::: Dataset records

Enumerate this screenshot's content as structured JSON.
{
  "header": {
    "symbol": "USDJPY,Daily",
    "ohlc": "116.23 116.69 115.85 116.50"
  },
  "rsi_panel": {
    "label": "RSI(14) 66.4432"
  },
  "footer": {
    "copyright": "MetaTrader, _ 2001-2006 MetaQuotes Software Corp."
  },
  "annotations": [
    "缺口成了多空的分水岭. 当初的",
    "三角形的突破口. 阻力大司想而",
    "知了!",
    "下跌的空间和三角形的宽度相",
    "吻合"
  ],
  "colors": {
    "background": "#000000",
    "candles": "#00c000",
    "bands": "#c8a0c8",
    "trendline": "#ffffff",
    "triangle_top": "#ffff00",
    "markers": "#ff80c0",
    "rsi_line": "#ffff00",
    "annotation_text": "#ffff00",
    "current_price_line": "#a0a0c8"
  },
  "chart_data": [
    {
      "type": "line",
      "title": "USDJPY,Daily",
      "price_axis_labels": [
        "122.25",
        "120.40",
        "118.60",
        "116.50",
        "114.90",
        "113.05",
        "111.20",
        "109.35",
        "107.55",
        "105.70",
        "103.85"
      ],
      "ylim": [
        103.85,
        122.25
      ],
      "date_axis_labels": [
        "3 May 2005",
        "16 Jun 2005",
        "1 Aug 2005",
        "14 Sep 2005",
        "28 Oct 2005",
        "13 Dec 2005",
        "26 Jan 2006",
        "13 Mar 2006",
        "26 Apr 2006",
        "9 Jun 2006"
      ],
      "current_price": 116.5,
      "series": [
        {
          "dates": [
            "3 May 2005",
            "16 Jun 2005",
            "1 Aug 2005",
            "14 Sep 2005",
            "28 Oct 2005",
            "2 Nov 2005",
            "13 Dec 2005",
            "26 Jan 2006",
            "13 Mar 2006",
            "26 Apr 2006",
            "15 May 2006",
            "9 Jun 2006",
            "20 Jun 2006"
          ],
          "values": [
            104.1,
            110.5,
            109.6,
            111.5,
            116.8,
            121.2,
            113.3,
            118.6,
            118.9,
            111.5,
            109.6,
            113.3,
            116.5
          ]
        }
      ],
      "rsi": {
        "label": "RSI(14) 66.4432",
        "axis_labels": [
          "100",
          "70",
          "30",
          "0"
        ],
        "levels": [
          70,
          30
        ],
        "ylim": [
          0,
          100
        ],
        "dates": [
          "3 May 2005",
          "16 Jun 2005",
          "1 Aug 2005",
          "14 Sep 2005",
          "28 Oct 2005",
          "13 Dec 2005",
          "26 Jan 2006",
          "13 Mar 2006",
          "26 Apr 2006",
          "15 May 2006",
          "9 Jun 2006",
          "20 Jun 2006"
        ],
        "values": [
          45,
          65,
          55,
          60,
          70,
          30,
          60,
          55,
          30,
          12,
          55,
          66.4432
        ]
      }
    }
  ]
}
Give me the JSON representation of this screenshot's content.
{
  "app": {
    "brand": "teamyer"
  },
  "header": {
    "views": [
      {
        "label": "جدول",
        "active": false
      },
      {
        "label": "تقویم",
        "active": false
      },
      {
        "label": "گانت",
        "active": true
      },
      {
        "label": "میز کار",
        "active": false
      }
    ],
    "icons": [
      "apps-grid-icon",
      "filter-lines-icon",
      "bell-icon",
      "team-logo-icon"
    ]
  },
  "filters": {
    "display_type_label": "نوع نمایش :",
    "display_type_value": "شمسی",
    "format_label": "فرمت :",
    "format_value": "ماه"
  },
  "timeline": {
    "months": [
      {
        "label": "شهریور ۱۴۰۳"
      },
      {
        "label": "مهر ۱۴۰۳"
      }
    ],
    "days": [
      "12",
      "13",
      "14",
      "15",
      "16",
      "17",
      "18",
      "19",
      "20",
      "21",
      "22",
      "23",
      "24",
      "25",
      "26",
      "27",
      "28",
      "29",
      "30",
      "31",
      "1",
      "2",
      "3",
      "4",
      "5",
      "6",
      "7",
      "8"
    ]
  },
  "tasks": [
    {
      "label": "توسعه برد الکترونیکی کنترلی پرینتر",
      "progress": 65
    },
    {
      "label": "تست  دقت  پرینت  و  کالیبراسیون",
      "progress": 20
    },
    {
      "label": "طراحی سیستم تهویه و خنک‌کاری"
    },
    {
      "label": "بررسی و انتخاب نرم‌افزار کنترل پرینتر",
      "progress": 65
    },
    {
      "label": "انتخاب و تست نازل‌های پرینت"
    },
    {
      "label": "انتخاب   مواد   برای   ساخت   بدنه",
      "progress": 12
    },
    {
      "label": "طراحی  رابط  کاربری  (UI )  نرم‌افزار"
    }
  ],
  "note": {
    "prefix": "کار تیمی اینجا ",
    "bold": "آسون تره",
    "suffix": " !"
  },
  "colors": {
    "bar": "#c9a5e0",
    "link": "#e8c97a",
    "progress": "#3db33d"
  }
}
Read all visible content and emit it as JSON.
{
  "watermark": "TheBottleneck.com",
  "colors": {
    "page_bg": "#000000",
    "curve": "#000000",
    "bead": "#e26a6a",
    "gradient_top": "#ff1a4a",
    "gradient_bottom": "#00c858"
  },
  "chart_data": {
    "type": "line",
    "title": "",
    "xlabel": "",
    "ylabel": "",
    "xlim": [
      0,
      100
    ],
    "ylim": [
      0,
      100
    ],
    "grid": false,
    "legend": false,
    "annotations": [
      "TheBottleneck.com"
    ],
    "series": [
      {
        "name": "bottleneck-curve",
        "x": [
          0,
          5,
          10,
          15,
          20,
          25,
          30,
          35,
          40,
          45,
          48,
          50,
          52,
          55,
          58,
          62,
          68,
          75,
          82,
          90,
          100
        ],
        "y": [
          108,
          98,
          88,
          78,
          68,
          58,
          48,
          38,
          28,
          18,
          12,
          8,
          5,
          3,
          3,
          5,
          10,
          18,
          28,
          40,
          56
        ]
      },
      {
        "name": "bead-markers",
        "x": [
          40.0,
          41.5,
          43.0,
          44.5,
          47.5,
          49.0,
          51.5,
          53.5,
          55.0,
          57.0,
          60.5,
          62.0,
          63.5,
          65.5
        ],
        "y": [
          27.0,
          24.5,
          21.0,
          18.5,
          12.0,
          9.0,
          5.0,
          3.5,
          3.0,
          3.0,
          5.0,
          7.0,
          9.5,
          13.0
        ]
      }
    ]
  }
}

::::::

> Written instruction: Copy every line in the listing above where the string "JSON" turns up.

> Solution to the exercise:
Enumerate this screenshot's content as structured JSON.
Give me the JSON representation of this screenshot's content.
Read all visible content and emit it as JSON.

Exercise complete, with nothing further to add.